Items:

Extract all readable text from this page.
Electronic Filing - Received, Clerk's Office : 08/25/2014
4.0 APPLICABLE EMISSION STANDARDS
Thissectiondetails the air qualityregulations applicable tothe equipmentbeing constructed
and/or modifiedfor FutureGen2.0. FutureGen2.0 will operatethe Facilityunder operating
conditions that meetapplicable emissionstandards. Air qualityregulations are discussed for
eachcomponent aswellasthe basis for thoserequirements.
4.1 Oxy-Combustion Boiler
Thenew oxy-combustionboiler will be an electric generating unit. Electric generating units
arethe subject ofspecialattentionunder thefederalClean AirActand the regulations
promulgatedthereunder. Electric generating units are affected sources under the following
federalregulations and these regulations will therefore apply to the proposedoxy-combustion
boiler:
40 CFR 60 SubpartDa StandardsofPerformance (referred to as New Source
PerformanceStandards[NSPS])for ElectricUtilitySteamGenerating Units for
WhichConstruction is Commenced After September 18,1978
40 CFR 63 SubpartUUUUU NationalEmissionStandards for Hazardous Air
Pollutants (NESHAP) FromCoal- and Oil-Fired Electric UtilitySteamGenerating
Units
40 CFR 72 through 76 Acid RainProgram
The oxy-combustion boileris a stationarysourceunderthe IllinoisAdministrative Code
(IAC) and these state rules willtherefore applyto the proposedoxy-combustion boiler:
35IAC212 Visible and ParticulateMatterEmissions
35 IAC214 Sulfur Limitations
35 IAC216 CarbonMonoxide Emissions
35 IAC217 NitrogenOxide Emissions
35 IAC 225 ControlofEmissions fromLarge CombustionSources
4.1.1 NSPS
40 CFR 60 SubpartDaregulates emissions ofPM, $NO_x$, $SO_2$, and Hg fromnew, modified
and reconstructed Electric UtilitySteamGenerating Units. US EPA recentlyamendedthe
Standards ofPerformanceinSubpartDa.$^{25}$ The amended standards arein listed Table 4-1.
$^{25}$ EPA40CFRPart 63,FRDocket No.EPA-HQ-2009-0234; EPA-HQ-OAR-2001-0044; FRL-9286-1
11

...

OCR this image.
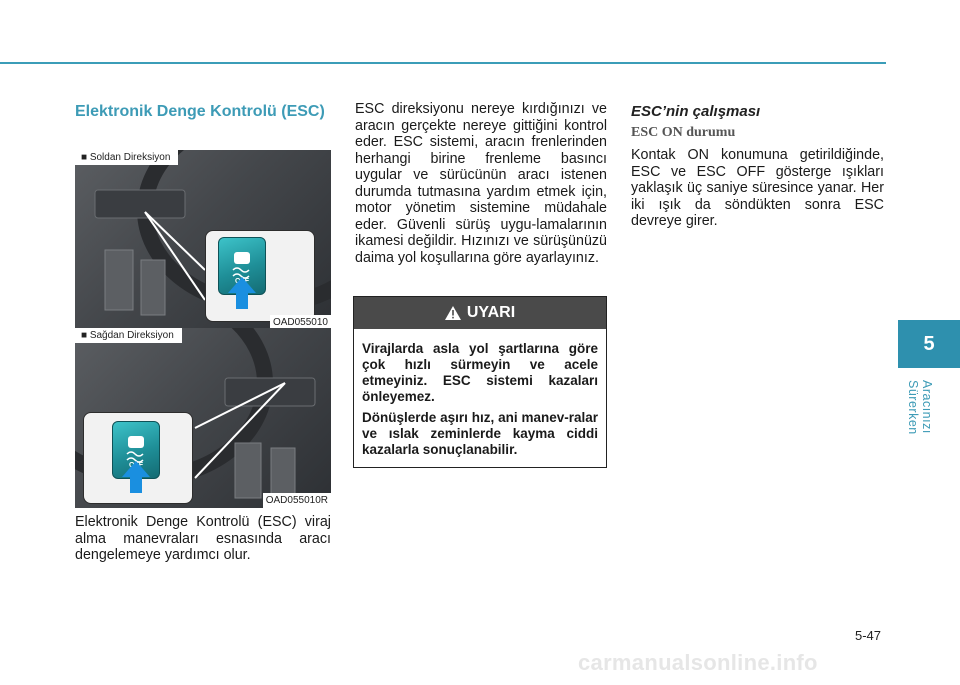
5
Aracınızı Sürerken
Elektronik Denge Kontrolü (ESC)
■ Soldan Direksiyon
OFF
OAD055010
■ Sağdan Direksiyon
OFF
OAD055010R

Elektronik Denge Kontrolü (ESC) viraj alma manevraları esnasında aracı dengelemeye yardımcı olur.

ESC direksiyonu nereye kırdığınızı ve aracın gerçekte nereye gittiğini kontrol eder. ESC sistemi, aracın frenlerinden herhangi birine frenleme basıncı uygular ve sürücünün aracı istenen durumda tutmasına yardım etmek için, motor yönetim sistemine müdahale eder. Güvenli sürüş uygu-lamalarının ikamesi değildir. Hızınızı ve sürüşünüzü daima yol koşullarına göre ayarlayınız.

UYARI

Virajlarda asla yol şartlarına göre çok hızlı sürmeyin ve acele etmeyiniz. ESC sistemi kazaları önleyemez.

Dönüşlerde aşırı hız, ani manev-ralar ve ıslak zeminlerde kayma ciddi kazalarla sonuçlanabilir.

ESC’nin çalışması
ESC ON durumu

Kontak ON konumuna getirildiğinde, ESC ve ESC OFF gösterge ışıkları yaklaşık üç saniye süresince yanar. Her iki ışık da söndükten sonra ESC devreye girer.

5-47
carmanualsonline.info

Goal: Scan the lines above for "these", then copy every one that has it.

Response below:
federalregulations and these regulations will therefore apply to the proposedoxy-combustion
(IAC) and these state rules willtherefore applyto the proposedoxy-combustion boiler:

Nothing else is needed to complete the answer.